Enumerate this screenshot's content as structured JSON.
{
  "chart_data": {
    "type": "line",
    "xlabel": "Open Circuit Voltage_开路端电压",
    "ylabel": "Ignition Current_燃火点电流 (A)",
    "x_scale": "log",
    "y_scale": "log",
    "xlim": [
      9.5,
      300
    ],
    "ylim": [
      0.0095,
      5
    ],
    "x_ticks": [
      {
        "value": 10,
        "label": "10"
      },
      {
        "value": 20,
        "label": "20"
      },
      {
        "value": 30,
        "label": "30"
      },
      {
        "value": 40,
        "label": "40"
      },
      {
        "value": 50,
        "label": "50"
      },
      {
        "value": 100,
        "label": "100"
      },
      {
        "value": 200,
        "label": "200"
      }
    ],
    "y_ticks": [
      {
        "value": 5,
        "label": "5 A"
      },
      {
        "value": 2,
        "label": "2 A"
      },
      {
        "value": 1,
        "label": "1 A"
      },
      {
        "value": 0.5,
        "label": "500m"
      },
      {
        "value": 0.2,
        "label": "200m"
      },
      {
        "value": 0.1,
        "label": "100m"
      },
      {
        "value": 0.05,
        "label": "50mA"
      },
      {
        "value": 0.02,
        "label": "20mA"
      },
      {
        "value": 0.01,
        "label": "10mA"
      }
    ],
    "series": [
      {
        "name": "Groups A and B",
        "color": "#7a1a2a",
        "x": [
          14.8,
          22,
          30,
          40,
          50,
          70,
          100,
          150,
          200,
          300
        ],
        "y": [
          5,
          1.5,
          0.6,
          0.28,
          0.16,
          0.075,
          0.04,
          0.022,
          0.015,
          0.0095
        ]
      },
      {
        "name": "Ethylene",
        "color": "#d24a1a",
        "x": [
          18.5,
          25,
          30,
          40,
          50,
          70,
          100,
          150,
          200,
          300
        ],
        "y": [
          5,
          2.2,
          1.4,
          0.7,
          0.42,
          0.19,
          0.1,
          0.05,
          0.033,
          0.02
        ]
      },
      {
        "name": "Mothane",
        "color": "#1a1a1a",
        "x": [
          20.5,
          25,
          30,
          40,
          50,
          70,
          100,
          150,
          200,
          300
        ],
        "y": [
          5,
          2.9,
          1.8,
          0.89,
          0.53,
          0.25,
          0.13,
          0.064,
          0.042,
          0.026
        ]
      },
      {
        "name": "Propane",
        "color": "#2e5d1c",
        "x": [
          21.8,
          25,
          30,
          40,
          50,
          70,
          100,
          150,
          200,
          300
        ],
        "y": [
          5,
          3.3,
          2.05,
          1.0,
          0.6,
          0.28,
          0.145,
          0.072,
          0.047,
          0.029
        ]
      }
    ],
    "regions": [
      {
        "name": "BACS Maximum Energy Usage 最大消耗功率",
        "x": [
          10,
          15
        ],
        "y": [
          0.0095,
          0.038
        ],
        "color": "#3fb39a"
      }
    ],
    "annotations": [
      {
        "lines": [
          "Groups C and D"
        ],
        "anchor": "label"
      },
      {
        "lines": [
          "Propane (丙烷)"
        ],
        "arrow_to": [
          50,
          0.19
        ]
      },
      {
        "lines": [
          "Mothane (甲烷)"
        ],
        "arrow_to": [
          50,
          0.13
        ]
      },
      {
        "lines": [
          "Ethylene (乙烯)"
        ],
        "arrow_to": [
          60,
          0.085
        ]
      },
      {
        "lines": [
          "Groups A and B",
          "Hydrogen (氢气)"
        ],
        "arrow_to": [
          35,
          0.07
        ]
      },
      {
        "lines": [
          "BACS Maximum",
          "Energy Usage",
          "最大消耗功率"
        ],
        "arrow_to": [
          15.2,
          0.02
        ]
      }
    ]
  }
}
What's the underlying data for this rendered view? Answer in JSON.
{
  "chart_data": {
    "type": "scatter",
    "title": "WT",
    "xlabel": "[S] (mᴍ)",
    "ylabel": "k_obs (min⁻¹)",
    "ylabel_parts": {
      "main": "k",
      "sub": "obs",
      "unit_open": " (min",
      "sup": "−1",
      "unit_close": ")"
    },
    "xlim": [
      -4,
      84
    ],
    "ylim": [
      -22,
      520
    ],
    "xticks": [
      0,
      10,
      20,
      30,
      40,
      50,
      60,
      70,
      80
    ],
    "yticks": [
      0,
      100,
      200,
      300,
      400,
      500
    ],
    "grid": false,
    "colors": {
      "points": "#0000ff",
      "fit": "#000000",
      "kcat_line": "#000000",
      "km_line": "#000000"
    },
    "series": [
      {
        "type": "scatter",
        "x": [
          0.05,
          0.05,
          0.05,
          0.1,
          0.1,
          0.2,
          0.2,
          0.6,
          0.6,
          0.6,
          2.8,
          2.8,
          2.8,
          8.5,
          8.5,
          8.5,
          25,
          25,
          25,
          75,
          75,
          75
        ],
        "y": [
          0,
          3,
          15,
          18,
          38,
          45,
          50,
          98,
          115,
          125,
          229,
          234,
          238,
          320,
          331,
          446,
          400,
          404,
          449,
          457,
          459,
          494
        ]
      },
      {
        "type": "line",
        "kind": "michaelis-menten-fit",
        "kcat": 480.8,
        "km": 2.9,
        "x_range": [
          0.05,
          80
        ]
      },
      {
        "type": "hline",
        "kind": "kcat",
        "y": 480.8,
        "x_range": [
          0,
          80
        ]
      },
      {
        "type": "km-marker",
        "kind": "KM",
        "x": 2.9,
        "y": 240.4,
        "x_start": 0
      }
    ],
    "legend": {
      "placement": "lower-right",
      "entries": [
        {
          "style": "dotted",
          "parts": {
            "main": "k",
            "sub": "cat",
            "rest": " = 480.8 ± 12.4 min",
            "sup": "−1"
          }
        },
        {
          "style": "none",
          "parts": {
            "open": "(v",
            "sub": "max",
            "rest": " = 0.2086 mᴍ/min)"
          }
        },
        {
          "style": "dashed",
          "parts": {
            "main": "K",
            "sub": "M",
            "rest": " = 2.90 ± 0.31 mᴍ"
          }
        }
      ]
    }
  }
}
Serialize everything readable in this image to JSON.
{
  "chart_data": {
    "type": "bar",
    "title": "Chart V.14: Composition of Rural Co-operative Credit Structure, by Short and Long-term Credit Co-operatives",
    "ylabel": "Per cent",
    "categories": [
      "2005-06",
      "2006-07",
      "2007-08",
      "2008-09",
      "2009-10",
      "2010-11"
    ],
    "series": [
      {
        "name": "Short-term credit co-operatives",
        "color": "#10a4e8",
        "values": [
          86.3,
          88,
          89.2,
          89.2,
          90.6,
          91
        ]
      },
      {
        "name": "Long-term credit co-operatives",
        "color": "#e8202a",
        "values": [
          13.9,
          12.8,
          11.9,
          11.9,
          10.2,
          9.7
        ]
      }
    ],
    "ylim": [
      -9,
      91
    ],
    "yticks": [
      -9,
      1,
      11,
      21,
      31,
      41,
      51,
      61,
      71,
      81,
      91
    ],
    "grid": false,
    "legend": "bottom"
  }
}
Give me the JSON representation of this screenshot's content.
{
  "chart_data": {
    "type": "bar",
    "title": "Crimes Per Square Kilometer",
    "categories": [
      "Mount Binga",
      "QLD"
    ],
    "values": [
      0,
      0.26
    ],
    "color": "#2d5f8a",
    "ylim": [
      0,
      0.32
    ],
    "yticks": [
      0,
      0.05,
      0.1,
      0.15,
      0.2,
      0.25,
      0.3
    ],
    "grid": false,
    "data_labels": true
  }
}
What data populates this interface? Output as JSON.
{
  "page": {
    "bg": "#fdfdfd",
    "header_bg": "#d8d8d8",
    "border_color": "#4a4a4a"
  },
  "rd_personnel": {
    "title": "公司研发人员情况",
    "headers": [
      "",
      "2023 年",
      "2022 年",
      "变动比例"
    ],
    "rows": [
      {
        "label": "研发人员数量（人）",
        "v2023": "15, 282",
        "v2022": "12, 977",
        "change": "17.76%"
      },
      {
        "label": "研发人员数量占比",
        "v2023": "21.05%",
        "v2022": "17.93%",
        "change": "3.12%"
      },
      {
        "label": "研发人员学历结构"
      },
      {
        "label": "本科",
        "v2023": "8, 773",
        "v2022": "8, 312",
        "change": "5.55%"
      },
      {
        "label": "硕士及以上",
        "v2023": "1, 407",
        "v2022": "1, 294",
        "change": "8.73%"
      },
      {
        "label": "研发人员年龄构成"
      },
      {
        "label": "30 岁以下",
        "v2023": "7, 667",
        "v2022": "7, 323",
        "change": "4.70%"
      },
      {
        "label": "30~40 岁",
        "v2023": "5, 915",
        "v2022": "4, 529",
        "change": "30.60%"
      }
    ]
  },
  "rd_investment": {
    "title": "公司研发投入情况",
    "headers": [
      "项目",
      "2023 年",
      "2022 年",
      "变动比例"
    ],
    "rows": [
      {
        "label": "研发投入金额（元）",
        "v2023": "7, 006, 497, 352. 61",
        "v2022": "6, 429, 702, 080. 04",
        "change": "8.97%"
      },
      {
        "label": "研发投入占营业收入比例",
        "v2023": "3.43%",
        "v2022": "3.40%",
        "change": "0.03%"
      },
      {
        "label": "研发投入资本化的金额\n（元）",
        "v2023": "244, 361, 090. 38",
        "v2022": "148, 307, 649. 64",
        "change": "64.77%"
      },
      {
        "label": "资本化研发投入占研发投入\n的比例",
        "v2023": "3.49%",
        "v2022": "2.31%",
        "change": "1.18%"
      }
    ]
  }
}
+===+
Your goal: Select every line of the records holding the string "Short".

Written response:
    "title": "Chart V.14: Composition of Rural Co-operative Credit Structure, by Short and Long-term Credit Co-operatives",
        "name": "Short-term credit co-operatives",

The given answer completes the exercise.